Requirement -> Scan the entries for the string "title" and give the number of lines that have it, nothing further.

Supplied data ->
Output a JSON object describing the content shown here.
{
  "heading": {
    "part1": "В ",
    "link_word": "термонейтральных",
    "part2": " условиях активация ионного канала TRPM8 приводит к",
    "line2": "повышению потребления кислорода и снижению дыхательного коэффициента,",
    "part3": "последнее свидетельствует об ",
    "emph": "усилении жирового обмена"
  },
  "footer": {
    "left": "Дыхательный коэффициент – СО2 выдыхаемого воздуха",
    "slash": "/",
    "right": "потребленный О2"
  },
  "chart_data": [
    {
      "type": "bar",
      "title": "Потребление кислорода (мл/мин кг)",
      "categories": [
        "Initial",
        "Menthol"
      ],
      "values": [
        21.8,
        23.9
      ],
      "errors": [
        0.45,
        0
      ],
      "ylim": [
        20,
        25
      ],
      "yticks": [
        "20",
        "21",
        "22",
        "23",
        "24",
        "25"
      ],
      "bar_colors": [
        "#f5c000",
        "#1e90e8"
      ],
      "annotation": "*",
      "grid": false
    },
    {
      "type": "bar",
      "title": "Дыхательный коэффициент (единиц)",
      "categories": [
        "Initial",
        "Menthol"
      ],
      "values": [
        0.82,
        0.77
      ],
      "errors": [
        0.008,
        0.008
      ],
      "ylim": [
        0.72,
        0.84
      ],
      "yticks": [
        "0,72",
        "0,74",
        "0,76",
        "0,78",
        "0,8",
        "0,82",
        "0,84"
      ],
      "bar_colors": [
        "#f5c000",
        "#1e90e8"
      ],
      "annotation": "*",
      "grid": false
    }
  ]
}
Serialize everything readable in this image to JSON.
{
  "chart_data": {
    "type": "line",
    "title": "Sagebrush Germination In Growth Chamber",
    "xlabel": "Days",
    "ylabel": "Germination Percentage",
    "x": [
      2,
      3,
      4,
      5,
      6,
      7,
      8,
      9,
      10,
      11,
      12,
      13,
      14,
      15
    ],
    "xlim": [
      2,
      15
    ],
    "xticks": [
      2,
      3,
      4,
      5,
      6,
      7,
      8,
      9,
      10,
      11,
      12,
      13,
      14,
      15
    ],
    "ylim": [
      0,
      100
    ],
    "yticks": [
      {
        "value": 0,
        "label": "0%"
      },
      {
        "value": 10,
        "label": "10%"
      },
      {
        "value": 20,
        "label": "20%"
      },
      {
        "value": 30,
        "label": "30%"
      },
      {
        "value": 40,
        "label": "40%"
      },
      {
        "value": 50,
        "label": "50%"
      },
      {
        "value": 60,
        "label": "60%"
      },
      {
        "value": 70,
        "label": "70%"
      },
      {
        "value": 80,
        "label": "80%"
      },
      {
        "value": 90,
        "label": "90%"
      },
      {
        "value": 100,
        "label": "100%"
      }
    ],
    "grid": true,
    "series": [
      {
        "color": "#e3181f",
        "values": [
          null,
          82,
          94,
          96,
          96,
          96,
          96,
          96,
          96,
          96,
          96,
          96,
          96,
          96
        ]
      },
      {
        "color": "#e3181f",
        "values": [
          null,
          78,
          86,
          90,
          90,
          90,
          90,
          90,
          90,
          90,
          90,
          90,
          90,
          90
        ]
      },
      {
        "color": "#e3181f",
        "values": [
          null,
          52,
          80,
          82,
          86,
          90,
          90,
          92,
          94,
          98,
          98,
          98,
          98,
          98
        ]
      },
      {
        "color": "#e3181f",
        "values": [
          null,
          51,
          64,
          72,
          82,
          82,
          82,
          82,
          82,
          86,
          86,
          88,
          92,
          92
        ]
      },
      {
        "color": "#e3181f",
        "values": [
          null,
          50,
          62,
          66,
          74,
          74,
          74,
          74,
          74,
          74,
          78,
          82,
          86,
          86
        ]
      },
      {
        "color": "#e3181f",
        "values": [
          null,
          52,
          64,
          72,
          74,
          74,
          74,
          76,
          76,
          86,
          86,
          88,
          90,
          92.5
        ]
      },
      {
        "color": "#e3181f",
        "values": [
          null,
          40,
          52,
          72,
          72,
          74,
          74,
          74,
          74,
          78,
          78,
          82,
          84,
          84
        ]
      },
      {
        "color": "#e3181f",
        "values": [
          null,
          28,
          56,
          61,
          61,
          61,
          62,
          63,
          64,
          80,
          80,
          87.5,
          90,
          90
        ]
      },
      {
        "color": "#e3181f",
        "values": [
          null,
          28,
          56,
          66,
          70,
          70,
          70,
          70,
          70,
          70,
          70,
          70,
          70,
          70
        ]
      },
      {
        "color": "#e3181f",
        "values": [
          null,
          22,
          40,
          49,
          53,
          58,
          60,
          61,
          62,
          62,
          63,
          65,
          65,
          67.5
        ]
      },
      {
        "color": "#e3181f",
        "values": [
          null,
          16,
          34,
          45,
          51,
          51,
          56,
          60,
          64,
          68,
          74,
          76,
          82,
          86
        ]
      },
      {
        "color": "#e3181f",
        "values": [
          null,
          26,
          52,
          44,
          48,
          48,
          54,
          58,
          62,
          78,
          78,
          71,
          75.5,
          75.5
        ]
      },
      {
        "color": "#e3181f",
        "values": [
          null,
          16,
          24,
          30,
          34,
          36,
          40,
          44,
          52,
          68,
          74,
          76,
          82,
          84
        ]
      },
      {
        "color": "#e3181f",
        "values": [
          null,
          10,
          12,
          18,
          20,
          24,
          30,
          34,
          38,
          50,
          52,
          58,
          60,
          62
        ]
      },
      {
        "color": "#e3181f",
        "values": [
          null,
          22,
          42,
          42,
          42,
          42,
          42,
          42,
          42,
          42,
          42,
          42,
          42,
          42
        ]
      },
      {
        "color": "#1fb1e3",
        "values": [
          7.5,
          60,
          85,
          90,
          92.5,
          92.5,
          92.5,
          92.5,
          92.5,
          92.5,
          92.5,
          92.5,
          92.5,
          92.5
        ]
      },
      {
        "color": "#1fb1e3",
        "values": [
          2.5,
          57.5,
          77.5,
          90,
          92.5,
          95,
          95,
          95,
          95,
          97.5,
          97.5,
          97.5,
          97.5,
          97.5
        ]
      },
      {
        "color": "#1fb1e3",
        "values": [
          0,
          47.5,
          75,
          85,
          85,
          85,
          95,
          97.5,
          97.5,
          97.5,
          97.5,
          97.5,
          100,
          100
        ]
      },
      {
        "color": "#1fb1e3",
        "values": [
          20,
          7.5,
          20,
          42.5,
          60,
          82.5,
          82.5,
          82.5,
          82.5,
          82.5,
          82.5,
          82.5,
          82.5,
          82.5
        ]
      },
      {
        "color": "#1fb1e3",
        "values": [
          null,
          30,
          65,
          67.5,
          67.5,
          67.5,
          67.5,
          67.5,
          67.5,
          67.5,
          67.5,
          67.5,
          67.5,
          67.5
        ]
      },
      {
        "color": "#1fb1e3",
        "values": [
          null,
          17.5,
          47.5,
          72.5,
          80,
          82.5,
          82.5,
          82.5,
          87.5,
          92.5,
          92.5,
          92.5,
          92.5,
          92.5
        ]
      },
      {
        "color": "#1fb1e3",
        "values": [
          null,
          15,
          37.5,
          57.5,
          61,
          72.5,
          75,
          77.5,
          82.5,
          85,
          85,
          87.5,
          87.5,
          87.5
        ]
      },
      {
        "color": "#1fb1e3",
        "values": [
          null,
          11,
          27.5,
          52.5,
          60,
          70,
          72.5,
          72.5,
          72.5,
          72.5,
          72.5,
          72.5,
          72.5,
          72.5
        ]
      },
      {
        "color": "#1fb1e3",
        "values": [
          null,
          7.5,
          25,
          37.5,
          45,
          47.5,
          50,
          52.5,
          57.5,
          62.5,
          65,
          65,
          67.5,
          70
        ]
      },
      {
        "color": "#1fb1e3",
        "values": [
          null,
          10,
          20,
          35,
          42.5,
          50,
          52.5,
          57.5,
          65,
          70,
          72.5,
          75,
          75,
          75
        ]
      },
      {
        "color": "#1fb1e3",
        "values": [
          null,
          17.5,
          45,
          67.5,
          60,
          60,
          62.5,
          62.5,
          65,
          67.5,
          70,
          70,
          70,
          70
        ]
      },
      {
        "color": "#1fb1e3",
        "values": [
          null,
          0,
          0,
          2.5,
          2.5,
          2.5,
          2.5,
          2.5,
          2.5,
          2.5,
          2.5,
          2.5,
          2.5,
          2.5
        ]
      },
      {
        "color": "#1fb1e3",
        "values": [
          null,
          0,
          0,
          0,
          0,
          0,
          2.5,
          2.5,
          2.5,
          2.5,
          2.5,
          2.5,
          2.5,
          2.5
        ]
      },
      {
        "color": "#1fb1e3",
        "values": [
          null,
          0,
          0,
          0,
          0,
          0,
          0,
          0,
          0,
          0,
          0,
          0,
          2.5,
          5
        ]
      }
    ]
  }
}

Full solution -> 3